▶ _Aim_:
Note each line of the listing that contains the string "mars", and copy it.

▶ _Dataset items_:
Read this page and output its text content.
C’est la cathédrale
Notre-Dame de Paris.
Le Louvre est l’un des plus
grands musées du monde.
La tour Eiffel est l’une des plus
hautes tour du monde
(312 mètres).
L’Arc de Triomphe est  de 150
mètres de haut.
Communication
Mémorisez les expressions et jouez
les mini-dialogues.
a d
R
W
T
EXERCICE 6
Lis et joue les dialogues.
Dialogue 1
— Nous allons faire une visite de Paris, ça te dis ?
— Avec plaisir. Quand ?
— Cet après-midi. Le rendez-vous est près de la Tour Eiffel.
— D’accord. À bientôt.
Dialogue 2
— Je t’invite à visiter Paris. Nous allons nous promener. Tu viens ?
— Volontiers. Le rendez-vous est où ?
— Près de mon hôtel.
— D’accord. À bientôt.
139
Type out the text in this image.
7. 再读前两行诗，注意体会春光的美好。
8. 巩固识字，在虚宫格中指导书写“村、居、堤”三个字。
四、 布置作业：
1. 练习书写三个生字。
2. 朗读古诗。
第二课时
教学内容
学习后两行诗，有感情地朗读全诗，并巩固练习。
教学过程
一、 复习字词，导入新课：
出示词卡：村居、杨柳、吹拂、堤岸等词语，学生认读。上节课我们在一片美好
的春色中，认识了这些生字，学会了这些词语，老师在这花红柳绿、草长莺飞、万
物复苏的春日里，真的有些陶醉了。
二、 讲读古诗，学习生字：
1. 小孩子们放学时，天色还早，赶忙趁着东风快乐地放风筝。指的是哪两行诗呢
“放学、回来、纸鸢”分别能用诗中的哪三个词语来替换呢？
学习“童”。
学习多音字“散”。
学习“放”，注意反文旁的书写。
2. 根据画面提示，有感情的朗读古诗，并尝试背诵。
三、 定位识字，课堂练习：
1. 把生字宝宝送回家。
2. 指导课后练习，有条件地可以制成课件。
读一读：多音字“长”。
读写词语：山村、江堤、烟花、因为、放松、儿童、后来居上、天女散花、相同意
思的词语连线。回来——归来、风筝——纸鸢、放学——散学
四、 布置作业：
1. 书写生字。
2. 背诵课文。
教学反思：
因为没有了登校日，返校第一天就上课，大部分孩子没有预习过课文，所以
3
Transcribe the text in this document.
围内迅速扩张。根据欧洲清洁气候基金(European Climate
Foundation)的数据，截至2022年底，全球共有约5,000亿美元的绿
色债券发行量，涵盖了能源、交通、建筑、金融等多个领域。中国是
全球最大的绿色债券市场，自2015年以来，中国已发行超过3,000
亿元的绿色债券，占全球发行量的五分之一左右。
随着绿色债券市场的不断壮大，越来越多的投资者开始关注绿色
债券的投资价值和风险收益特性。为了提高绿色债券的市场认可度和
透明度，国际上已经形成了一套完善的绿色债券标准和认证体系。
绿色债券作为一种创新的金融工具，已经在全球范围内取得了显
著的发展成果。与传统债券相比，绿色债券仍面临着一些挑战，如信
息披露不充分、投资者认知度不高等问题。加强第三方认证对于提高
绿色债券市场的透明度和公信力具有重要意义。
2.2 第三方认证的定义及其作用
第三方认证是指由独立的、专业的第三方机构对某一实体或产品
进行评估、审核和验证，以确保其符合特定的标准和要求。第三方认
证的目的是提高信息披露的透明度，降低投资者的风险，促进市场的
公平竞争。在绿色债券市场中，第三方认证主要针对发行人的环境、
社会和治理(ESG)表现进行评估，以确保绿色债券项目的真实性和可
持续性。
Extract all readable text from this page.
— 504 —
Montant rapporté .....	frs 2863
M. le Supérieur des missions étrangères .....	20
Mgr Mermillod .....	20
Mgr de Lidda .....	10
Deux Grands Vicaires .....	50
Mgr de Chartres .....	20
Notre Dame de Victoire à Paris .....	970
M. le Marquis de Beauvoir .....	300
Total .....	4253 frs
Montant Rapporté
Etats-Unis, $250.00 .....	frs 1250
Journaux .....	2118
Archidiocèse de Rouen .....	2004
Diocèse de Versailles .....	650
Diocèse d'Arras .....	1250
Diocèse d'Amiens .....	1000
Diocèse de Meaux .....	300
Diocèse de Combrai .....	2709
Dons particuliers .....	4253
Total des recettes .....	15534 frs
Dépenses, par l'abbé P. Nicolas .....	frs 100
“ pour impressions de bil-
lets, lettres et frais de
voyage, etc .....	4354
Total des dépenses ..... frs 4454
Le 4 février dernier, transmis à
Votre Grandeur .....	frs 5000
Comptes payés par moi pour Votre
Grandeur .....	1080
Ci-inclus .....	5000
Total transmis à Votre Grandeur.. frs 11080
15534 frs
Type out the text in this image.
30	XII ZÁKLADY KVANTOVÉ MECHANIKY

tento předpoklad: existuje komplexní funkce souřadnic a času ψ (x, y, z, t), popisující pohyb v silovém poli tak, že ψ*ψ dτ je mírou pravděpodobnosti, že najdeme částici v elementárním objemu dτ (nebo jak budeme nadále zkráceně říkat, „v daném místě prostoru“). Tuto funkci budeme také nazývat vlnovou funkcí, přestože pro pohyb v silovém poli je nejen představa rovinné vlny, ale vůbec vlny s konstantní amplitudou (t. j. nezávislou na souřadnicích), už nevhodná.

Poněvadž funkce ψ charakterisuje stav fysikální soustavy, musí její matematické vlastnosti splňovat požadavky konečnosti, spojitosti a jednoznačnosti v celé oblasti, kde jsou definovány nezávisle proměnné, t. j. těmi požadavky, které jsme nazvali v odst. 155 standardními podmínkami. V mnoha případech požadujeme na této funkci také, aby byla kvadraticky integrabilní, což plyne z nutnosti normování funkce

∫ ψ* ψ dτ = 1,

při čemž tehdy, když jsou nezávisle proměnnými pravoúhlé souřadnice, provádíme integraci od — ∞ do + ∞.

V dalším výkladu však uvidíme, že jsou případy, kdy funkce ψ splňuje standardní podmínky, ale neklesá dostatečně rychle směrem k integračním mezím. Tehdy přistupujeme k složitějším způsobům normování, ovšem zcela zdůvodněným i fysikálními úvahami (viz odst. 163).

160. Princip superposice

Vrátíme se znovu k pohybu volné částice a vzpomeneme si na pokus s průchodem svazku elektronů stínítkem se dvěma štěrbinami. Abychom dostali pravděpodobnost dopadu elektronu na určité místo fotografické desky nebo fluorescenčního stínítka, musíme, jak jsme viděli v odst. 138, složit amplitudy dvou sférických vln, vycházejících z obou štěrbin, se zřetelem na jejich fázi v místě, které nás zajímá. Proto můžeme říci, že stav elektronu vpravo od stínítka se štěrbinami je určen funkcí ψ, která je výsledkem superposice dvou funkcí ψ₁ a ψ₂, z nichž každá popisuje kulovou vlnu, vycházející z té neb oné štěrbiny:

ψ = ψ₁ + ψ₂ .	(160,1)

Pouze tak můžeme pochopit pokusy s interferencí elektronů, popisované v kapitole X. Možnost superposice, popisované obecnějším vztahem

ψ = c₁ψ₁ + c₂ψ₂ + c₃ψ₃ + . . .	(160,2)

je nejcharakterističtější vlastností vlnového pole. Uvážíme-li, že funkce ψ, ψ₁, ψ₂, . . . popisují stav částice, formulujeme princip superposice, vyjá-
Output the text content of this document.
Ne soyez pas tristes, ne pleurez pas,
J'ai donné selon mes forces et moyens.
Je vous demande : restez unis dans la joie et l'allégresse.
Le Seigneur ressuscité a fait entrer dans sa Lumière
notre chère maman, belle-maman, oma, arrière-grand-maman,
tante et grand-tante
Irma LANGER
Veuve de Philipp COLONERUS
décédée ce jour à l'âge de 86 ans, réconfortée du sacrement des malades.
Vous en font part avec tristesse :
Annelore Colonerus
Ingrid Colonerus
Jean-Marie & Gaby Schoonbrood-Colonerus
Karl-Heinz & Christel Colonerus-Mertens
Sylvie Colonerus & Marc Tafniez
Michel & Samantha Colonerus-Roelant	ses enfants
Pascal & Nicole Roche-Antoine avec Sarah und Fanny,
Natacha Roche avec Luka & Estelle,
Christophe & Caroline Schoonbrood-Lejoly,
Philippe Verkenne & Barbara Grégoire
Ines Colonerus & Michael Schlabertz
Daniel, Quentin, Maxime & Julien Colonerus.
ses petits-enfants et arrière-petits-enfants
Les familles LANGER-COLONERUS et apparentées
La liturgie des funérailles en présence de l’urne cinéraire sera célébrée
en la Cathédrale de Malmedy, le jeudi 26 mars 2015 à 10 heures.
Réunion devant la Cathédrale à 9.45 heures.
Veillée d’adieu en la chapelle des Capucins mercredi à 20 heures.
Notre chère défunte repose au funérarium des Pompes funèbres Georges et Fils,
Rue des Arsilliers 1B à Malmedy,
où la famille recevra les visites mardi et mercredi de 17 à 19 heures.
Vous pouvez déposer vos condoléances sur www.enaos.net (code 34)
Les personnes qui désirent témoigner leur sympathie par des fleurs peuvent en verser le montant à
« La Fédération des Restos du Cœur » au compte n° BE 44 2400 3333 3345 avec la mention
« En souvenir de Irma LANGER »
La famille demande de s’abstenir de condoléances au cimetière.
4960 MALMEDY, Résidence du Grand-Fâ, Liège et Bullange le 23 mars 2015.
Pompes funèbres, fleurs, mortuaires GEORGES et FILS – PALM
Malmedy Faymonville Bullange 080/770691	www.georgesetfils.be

▶ _Result below_:
en la Cathédrale de Malmedy, le jeudi 26 mars 2015 à 10 heures.
4960 MALMEDY, Résidence du Grand-Fâ, Liège et Bullange le 23 mars 2015.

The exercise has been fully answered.